%%

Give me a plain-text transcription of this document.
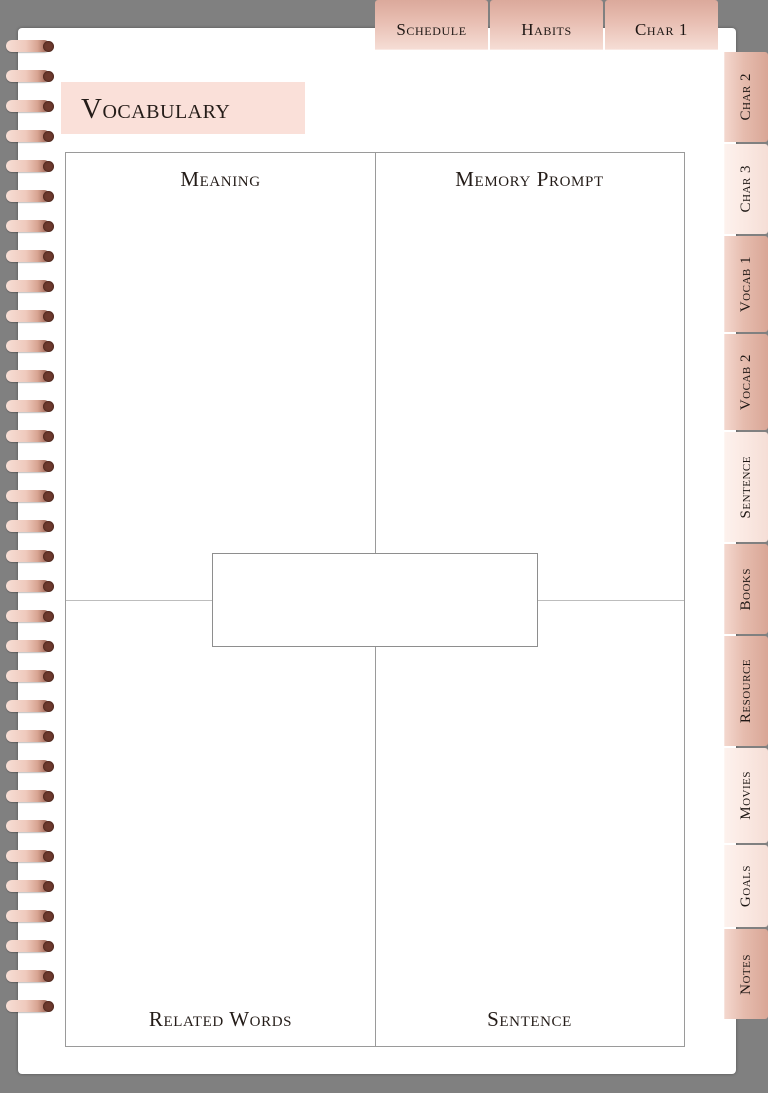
Schedule	Habits	Char 1
Char 2
Char 3
Vocab 1
Vocab 2
Sentence
Books
Resource
Movies
Goals
Notes
Vocabulary
Meaning	Memory Prompt
Related Words	Sentence
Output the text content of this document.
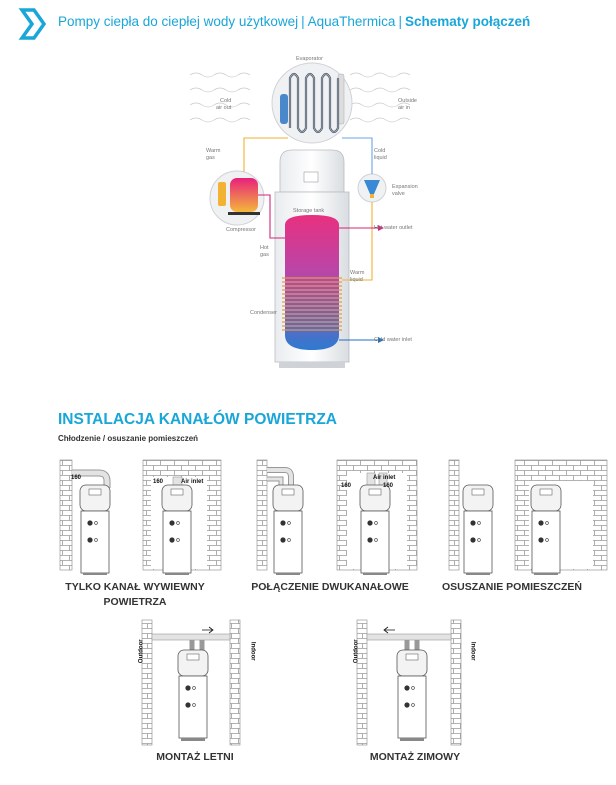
Pompy ciepła do ciepłej wody użytkowej | AquaThermica | Schematy połączeń
Evaporator
Cold
air out
Outside
air in
Warm
gas
Cold
liquid
Compressor
Expansion
valve
Storage tank
Hot water outlet
Hot
gas
Warm
liquid
Condenser
Cold water inlet
INSTALACJA KANAŁÓW POWIETRZA
Chłodzenie / osuszanie pomieszczeń
160
160	Air inlet
Air inlet
160	160
TYLKO KANAŁ WYWIEWNY
POWIETRZA
POŁĄCZENIE DWUKANAŁOWE	OSUSZANIE POMIESZCZEŃ
Outdoor	Indoor	Outdoor	Indoor
MONTAŻ LETNI	MONTAŻ ZIMOWY
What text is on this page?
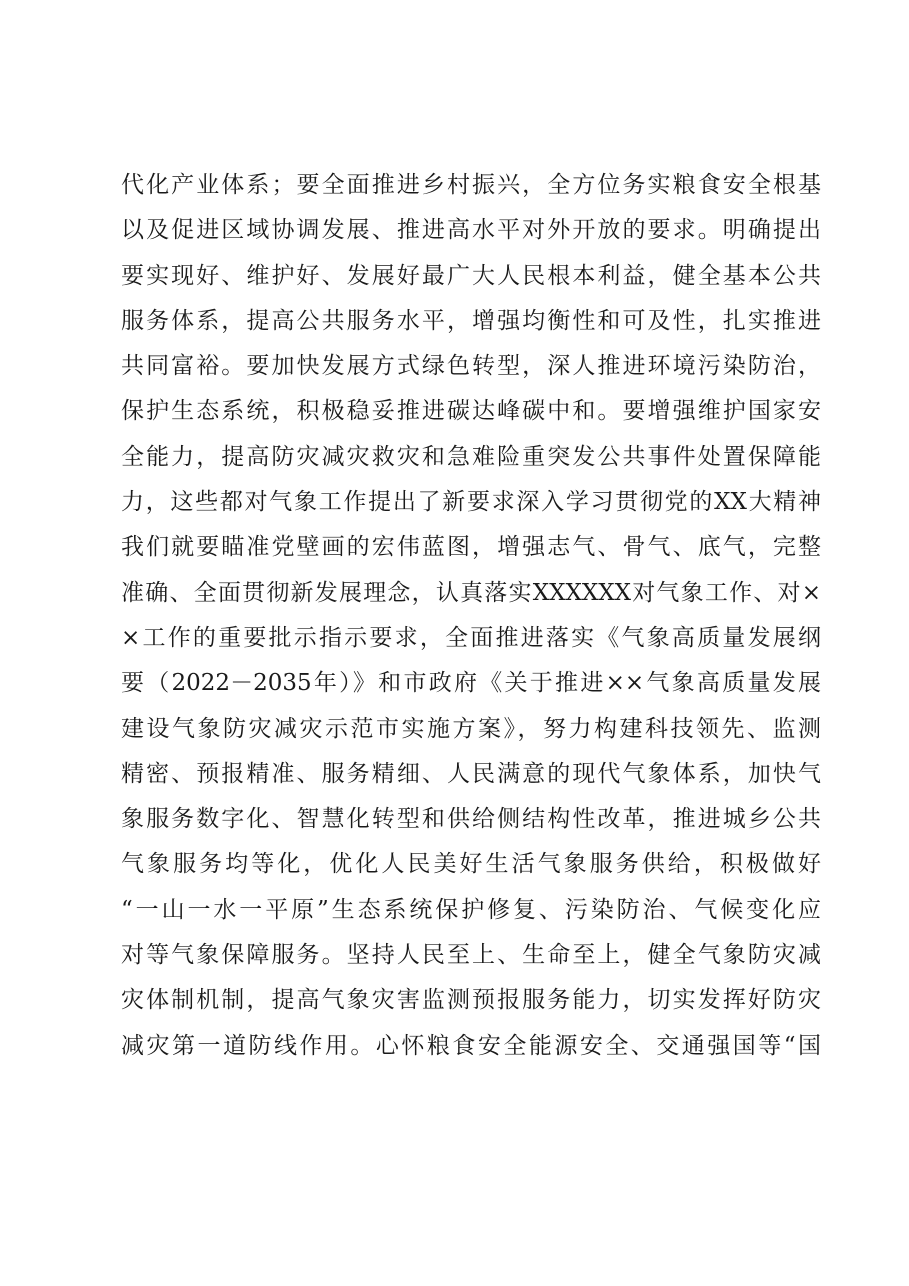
代化产业体系；要全面推进乡村振兴，全方位务实粮食安全根基
以及促进区域协调发展、推进高水平对外开放的要求。明确提出
要实现好、维护好、发展好最广大人民根本利益，健全基本公共
服务体系，提高公共服务水平，增强均衡性和可及性，扎实推进
共同富裕。要加快发展方式绿色转型，深人推进环境污染防治，
保护生态系统，积极稳妥推进碳达峰碳中和。要增强维护国家安
全能力，提高防灾减灾救灾和急难险重突发公共事件处置保障能
力，这些都对气象工作提出了新要求深入学习贯彻党的XX大精神
我们就要瞄准党壁画的宏伟蓝图，增强志气、骨气、底气，完整
准确、全面贯彻新发展理念，认真落实XXXXXX对气象工作、对×
×工作的重要批示指示要求，全面推进落实《气象高质量发展纲
要（2022－2035年）》和市政府《关于推进××气象高质量发展
建设气象防灾减灾示范市实施方案》，努力构建科技领先、监测
精密、预报精准、服务精细、人民满意的现代气象体系，加快气
象服务数字化、智慧化转型和供给侧结构性改革，推进城乡公共
气象服务均等化，优化人民美好生活气象服务供给，积极做好
“一山一水一平原”生态系统保护修复、污染防治、气候变化应
对等气象保障服务。坚持人民至上、生命至上，健全气象防灾减
灾体制机制，提高气象灾害监测预报服务能力，切实发挥好防灾
减灾第一道防线作用。心怀粮食安全能源安全、交通强国等“国
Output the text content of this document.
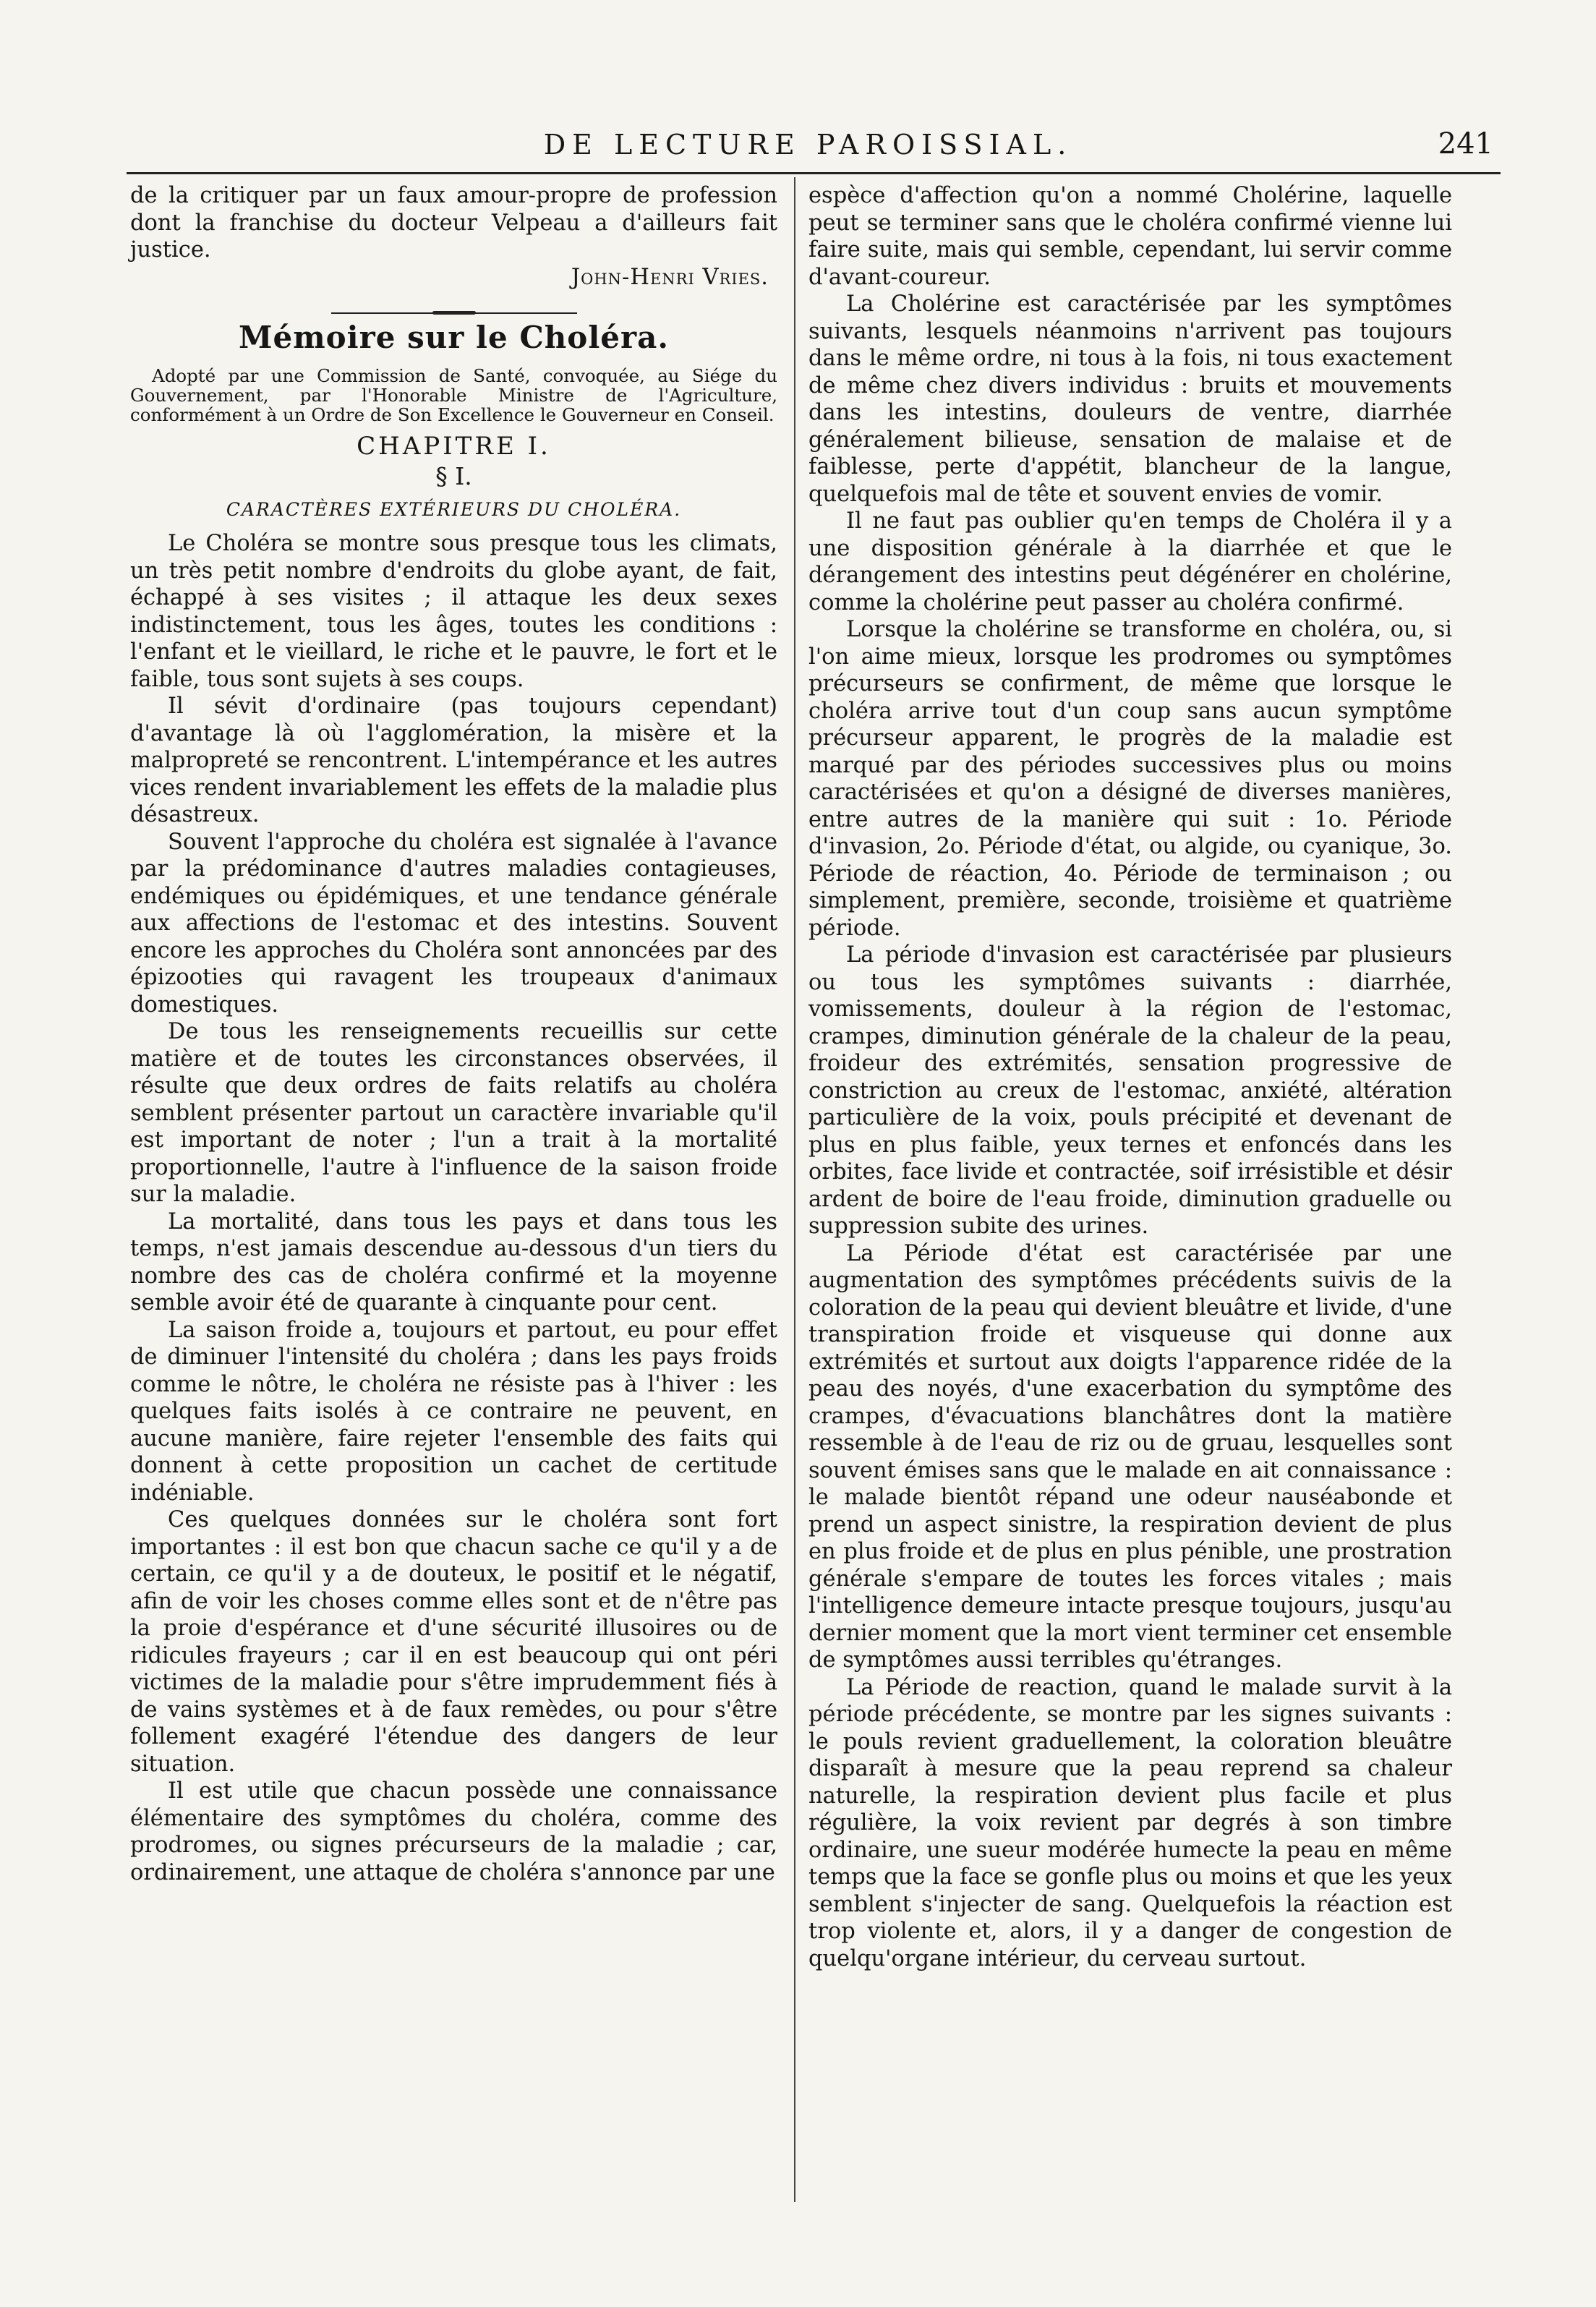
DE LECTURE PAROISSIAL.	241

de la critiquer par un faux amour-propre de profession dont la franchise du docteur Velpeau a d'ailleurs fait justice.

John-Henri Vries.

Mémoire sur le Choléra.
Adopté par une Commission de Santé, convoquée, au Siége du Gouvernement, par l'Honorable Ministre de l'Agriculture, conformément à un Ordre de Son Excellence le Gouverneur en Conseil.
CHAPITRE I.
§ I.
CARACTÈRES EXTÉRIEURS DU CHOLÉRA.

Le Choléra se montre sous presque tous les climats, un très petit nombre d'endroits du globe ayant, de fait, échappé à ses visites ; il attaque les deux sexes indistinctement, tous les âges, toutes les conditions : l'enfant et le vieillard, le riche et le pauvre, le fort et le faible, tous sont sujets à ses coups.

Il sévit d'ordinaire (pas toujours cependant) d'avantage là où l'agglomération, la misère et la malpropreté se rencontrent. L'intempérance et les autres vices rendent invariablement les effets de la maladie plus désastreux.

Souvent l'approche du choléra est signalée à l'avance par la prédominance d'autres maladies contagieuses, endémiques ou épidémiques, et une tendance générale aux affections de l'estomac et des intestins. Souvent encore les approches du Choléra sont annoncées par des épizooties qui ravagent les troupeaux d'animaux domestiques.

De tous les renseignements recueillis sur cette matière et de toutes les circonstances observées, il résulte que deux ordres de faits relatifs au choléra semblent présenter partout un caractère invariable qu'il est important de noter ; l'un a trait à la mortalité proportionnelle, l'autre à l'influence de la saison froide sur la maladie.

La mortalité, dans tous les pays et dans tous les temps, n'est jamais descendue au-dessous d'un tiers du nombre des cas de choléra confirmé et la moyenne semble avoir été de quarante à cinquante pour cent.

La saison froide a, toujours et partout, eu pour effet de diminuer l'intensité du choléra ; dans les pays froids comme le nôtre, le choléra ne résiste pas à l'hiver : les quelques faits isolés à ce contraire ne peuvent, en aucune manière, faire rejeter l'ensemble des faits qui donnent à cette proposition un cachet de certitude indéniable.

Ces quelques données sur le choléra sont fort importantes : il est bon que chacun sache ce qu'il y a de certain, ce qu'il y a de douteux, le positif et le négatif, afin de voir les choses comme elles sont et de n'être pas la proie d'espérance et d'une sécurité illusoires ou de ridicules frayeurs ; car il en est beaucoup qui ont péri victimes de la maladie pour s'être imprudemment fiés à de vains systèmes et à de faux remèdes, ou pour s'être follement exagéré l'étendue des dangers de leur situation.

Il est utile que chacun possède une connaissance élémentaire des symptômes du choléra, comme des prodromes, ou signes précurseurs de la maladie ; car, ordinairement, une attaque de choléra s'annonce par une

espèce d'affection qu'on a nommé Cholérine, laquelle peut se terminer sans que le choléra confirmé vienne lui faire suite, mais qui semble, cependant, lui servir comme d'avant-coureur.

La Cholérine est caractérisée par les symptômes suivants, lesquels néanmoins n'arrivent pas toujours dans le même ordre, ni tous à la fois, ni tous exactement de même chez divers individus : bruits et mouvements dans les intestins, douleurs de ventre, diarrhée généralement bilieuse, sensation de malaise et de faiblesse, perte d'appétit, blancheur de la langue, quelquefois mal de tête et souvent envies de vomir.

Il ne faut pas oublier qu'en temps de Choléra il y a une disposition générale à la diarrhée et que le dérangement des intestins peut dégénérer en cholérine, comme la cholérine peut passer au choléra confirmé.

Lorsque la cholérine se transforme en choléra, ou, si l'on aime mieux, lorsque les prodromes ou symptômes précurseurs se confirment, de même que lorsque le choléra arrive tout d'un coup sans aucun symptôme précurseur apparent, le progrès de la maladie est marqué par des périodes successives plus ou moins caractérisées et qu'on a désigné de diverses manières, entre autres de la manière qui suit : 1o. Période d'invasion, 2o. Période d'état, ou algide, ou cyanique, 3o. Période de réaction, 4o. Période de terminaison ; ou simplement, première, seconde, troisième et quatrième période.

La période d'invasion est caractérisée par plusieurs ou tous les symptômes suivants : diarrhée, vomissements, douleur à la région de l'estomac, crampes, diminution générale de la chaleur de la peau, froideur des extrémités, sensation progressive de constriction au creux de l'estomac, anxiété, altération particulière de la voix, pouls précipité et devenant de plus en plus faible, yeux ternes et enfoncés dans les orbites, face livide et contractée, soif irrésistible et désir ardent de boire de l'eau froide, diminution graduelle ou suppression subite des urines.

La Période d'état est caractérisée par une augmentation des symptômes précédents suivis de la coloration de la peau qui devient bleuâtre et livide, d'une transpiration froide et visqueuse qui donne aux extrémités et surtout aux doigts l'apparence ridée de la peau des noyés, d'une exacerbation du symptôme des crampes, d'évacuations blanchâtres dont la matière ressemble à de l'eau de riz ou de gruau, lesquelles sont souvent émises sans que le malade en ait connaissance : le malade bientôt répand une odeur nauséabonde et prend un aspect sinistre, la respiration devient de plus en plus froide et de plus en plus pénible, une prostration générale s'empare de toutes les forces vitales ; mais l'intelligence demeure intacte presque toujours, jusqu'au dernier moment que la mort vient terminer cet ensemble de symptômes aussi terribles qu'étranges.

La Période de reaction, quand le malade survit à la période précédente, se montre par les signes suivants : le pouls revient graduellement, la coloration bleuâtre disparaît à mesure que la peau reprend sa chaleur naturelle, la respiration devient plus facile et plus régulière, la voix revient par degrés à son timbre ordinaire, une sueur modérée humecte la peau en même temps que la face se gonfle plus ou moins et que les yeux semblent s'injecter de sang. Quelquefois la réaction est trop violente et, alors, il y a danger de congestion de quelqu'organe intérieur, du cerveau surtout.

%%

Exercise instructions: Pull every line containing the word "prodromes" out of the material and copy it.

Exercise answer:
Il est utile que chacun possède une connaissance élémentaire des symptômes du choléra, comme des prodromes, ou signes précurseurs de la maladie ; car, ordinairement, une attaque de choléra s'annonce par une
Lorsque la cholérine se transforme en choléra, ou, si l'on aime mieux, lorsque les prodromes ou symptômes précurseurs se confirment, de même que lorsque le choléra arrive tout d'un coup sans aucun symptôme précurseur apparent, le progrès de la maladie est marqué par des périodes successives plus ou moins caractérisées et qu'on a désigné de diverses manières, entre autres de la manière qui suit : 1o. Période d'invasion, 2o. Période d'état, ou algide, ou cyanique, 3o. Période de réaction, 4o. Période de terminaison ; ou simplement, première, seconde, troisième et quatrième période.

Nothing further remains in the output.